• TASK PROMPT
Copy out every line containing the word "กงานส".

• Recorded data
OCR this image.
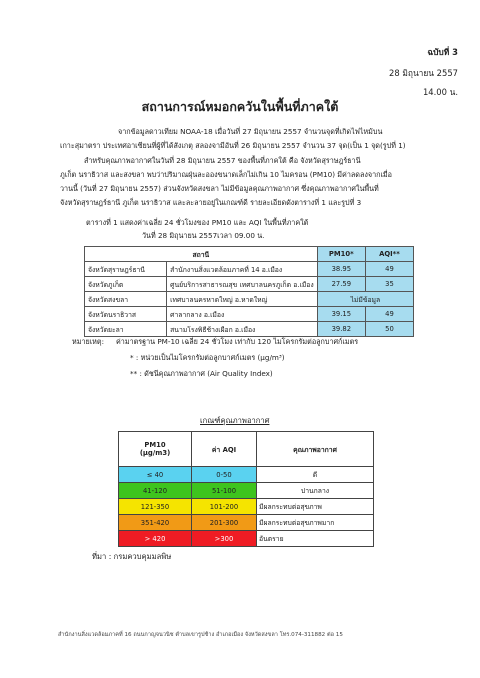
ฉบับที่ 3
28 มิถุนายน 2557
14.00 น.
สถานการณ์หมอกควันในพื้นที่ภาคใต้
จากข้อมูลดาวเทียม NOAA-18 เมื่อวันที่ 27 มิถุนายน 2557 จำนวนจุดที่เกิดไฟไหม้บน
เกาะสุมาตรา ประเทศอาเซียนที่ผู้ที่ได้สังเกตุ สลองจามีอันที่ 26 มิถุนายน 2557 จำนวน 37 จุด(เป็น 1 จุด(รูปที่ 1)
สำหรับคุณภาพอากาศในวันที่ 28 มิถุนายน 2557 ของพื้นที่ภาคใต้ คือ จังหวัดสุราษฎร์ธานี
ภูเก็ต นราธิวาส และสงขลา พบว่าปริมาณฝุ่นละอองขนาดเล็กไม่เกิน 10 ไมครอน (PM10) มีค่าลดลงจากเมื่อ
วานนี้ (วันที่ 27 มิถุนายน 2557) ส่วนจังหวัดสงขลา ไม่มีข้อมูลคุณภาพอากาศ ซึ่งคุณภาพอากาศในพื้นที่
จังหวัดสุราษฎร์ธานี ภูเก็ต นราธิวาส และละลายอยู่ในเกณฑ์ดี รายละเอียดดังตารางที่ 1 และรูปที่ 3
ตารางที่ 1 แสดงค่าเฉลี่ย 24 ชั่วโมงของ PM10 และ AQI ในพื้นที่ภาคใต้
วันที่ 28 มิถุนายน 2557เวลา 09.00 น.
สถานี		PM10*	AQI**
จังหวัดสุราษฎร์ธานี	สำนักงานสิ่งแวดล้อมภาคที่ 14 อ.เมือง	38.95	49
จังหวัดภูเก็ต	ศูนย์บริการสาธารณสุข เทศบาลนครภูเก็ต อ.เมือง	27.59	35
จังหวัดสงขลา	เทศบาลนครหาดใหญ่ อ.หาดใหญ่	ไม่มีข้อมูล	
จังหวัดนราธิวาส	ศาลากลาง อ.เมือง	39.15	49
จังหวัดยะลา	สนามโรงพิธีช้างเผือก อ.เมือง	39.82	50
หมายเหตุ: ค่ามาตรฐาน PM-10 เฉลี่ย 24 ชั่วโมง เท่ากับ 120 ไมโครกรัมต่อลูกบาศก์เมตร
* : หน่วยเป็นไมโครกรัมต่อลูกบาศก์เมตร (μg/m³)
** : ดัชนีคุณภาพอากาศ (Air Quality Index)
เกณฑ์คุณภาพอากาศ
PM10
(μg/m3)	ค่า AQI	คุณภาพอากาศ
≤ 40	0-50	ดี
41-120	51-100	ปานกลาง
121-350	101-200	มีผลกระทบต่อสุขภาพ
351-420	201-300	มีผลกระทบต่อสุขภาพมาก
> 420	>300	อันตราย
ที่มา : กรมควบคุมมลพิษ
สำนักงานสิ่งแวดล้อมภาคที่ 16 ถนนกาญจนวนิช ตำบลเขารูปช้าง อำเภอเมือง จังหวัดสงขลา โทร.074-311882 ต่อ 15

• OUTPUT
จังหวัดสุราษฎร์ธานี	สำนักงานสิ่งแวดล้อมภาคที่ 14 อ.เมือง	38.95	49
สำนักงานสิ่งแวดล้อมภาคที่ 16 ถนนกาญจนวนิช ตำบลเขารูปช้าง อำเภอเมือง จังหวัดสงขลา โทร.074-311882 ต่อ 15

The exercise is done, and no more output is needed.